** Begin **
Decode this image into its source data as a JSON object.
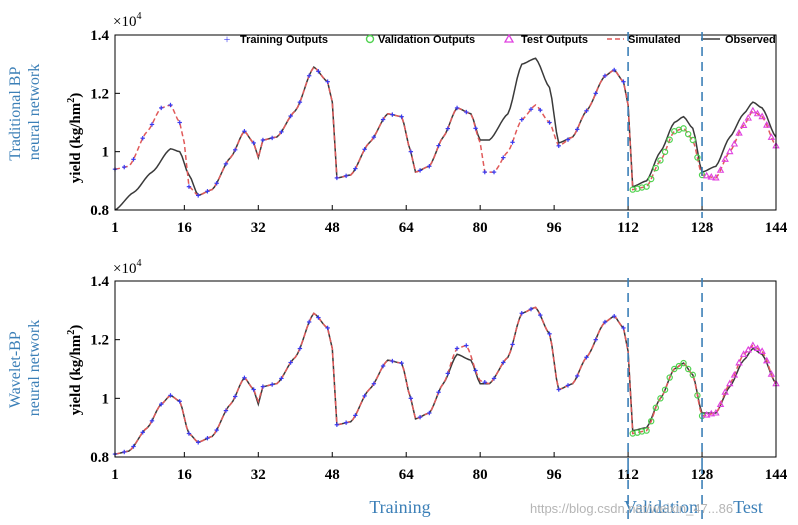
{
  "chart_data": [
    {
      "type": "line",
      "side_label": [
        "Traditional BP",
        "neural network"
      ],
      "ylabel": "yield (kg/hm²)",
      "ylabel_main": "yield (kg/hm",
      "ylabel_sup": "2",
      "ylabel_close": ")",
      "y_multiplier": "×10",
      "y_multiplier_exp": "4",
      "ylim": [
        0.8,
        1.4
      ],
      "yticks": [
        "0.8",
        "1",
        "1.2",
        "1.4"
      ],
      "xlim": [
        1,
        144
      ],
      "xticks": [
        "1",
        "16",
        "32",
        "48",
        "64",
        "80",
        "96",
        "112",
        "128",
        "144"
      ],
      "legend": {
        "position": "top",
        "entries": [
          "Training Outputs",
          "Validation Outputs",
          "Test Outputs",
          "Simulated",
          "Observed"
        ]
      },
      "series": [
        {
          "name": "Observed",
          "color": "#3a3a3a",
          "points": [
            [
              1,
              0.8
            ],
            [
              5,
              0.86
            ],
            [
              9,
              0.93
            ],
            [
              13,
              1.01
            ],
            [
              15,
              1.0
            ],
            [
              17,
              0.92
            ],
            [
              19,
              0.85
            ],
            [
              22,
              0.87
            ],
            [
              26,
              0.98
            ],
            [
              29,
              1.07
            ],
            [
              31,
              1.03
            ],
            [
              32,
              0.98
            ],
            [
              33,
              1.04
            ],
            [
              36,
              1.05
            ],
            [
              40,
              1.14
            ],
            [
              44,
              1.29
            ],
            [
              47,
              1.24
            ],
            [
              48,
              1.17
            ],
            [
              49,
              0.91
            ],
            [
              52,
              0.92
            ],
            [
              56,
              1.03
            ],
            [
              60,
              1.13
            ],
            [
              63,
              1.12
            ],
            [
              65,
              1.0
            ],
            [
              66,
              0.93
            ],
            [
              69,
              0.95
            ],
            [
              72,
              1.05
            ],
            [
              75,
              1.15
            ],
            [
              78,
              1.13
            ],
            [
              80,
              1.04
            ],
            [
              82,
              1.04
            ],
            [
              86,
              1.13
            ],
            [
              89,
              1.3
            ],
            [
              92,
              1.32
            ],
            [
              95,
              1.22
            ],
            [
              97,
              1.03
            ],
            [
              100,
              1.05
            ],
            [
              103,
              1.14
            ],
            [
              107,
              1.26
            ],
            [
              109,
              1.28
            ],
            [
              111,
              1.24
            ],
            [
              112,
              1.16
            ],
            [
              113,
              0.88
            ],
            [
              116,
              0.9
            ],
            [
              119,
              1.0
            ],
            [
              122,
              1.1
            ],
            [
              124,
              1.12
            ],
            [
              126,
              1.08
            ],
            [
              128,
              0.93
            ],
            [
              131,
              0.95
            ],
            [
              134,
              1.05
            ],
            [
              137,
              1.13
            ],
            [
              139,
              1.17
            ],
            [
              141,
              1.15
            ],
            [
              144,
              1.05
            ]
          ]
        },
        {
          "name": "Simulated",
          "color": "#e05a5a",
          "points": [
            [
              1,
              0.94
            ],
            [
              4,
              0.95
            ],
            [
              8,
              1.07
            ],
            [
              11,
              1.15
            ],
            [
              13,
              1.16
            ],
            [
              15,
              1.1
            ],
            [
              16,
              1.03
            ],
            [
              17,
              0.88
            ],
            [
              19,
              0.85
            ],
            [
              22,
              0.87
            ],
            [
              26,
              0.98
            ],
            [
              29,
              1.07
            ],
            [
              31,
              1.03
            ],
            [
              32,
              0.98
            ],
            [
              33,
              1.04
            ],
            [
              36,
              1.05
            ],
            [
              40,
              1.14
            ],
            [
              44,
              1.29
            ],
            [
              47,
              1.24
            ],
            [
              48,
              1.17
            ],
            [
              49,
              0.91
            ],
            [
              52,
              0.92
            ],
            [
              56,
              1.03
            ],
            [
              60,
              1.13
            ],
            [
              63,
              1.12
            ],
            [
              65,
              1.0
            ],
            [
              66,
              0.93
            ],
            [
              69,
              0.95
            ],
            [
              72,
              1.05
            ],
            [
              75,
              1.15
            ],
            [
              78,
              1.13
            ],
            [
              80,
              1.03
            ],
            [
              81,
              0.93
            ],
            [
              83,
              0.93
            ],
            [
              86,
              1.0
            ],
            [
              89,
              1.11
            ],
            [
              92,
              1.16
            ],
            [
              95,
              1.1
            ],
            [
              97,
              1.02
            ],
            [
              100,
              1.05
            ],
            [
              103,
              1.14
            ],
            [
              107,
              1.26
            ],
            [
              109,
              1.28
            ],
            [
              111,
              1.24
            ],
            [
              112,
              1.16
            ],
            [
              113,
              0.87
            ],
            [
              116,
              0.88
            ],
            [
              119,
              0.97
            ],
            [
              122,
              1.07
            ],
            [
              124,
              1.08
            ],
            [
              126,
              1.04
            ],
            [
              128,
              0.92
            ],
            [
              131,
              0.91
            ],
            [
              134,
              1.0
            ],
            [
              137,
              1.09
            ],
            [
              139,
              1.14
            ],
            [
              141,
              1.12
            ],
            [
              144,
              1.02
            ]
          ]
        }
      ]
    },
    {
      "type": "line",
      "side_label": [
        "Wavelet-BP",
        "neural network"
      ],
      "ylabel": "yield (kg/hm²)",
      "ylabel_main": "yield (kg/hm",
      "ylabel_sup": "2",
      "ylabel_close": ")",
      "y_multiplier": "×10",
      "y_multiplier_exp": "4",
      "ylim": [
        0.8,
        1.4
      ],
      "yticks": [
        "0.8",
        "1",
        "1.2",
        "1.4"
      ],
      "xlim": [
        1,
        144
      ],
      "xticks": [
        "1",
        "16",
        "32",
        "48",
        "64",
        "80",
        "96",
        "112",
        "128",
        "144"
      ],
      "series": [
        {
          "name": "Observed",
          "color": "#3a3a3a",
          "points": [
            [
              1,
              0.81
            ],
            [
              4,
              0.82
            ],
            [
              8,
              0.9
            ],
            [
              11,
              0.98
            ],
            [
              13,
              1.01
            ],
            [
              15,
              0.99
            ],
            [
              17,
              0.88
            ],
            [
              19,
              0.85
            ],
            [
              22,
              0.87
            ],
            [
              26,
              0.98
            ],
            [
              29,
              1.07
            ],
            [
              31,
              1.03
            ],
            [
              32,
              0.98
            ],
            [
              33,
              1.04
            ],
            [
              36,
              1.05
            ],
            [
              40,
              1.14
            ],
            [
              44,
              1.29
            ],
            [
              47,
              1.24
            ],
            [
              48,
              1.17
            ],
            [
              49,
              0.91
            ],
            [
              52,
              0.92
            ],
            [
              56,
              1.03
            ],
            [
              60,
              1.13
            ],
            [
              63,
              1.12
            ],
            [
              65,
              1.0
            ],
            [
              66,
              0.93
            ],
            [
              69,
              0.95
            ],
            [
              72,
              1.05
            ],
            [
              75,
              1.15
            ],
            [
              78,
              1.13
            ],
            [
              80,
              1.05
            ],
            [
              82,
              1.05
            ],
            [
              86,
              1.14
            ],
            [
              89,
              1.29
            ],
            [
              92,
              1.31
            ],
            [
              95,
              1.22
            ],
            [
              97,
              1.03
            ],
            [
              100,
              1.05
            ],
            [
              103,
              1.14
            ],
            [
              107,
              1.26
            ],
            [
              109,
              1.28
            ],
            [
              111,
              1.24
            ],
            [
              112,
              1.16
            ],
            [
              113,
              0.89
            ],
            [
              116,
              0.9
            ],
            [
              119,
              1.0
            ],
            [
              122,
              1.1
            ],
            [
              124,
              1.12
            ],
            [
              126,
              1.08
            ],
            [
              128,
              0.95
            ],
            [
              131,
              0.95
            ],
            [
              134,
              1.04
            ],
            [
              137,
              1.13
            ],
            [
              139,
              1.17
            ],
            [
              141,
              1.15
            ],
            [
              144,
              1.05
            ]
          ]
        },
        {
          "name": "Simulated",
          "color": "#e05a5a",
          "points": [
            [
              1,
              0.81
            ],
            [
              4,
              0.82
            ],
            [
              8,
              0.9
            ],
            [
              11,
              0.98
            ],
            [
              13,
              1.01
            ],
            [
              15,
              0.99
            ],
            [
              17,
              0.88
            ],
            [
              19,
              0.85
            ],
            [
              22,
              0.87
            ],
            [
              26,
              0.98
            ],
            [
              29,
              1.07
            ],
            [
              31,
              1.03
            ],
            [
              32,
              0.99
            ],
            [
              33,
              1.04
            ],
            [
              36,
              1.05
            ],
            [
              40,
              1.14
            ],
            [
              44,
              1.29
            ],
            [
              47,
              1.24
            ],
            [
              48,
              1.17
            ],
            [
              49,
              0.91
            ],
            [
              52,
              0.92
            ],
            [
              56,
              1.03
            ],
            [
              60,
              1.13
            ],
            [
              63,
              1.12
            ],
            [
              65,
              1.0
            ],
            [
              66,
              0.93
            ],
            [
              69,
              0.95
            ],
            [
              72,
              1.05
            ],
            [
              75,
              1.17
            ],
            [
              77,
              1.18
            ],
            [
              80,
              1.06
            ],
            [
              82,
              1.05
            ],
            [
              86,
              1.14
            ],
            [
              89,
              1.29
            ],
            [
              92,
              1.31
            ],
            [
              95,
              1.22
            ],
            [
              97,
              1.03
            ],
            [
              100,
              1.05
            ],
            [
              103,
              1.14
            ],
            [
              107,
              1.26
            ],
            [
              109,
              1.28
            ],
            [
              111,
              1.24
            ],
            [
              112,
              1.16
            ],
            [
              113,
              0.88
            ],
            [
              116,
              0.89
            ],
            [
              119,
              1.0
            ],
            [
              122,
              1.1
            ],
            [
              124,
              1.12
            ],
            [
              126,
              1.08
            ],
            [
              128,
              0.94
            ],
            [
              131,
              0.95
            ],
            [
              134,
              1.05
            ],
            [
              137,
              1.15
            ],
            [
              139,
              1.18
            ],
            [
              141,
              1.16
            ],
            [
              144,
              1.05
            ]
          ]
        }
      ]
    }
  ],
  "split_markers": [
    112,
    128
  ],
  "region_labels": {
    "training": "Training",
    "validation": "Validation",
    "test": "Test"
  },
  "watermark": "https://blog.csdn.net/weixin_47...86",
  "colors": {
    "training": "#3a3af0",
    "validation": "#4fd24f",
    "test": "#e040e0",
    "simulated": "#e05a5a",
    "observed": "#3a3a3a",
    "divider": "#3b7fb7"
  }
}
** End **
** Begin **
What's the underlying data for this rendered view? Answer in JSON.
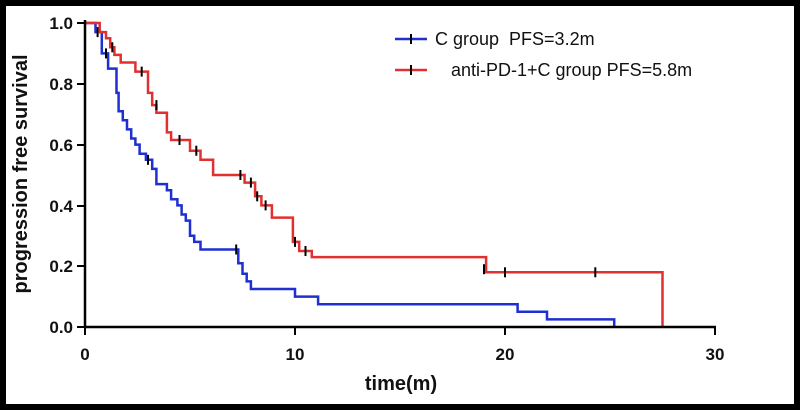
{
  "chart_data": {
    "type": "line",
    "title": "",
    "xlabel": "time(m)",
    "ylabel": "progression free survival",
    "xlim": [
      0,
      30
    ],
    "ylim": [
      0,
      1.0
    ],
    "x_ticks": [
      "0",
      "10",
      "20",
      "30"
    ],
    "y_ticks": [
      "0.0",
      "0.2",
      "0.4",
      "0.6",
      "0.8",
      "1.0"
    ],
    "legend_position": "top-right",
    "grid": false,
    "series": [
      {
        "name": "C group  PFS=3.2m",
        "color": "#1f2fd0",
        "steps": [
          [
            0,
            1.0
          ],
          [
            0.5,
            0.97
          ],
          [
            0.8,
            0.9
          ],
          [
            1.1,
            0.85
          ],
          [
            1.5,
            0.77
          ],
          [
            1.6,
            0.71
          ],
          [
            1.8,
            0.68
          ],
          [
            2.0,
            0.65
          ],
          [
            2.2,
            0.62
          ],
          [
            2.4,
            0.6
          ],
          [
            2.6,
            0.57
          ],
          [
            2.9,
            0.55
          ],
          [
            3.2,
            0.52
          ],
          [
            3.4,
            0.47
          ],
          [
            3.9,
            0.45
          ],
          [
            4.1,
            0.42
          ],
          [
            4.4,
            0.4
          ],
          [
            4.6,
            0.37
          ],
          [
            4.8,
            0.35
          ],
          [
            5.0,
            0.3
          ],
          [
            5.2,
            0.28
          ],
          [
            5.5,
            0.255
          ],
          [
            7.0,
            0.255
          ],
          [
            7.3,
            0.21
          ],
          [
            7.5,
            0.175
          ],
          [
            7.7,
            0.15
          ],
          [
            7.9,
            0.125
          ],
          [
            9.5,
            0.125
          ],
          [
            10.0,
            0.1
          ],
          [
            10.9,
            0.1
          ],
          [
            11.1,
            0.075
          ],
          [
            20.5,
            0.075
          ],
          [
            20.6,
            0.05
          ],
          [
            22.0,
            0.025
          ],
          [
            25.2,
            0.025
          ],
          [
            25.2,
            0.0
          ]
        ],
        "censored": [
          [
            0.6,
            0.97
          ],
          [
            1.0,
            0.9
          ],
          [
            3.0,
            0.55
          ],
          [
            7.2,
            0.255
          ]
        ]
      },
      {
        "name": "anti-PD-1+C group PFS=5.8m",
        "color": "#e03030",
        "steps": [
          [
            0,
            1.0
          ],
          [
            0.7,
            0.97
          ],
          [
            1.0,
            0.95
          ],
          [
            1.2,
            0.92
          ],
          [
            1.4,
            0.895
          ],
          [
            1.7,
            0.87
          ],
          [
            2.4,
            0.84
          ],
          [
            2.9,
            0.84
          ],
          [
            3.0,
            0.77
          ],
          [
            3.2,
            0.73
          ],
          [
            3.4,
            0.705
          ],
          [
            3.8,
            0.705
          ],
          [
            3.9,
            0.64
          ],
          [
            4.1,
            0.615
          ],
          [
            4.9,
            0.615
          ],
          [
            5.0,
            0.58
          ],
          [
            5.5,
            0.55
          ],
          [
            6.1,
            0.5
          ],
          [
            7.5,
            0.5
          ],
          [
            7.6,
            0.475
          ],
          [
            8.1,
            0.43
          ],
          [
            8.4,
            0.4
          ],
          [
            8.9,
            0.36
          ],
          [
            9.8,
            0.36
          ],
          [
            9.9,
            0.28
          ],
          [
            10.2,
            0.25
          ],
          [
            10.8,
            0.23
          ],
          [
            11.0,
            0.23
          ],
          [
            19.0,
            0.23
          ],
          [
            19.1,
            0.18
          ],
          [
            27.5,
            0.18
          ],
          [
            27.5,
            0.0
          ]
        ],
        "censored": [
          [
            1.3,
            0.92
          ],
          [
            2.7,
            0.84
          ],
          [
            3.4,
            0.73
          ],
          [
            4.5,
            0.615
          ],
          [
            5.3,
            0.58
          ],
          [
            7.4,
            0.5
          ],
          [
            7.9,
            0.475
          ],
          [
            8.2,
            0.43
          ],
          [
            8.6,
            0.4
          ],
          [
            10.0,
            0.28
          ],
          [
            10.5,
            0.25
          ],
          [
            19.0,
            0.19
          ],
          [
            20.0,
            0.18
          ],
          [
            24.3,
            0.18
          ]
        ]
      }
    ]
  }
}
** End **
SET TASK →
Check each line above for the word "group", and copy the lines where it appears.

WRITTEN RESPONSE →
        "name": "C group  PFS=3.2m",
        "name": "anti-PD-1+C group PFS=5.8m",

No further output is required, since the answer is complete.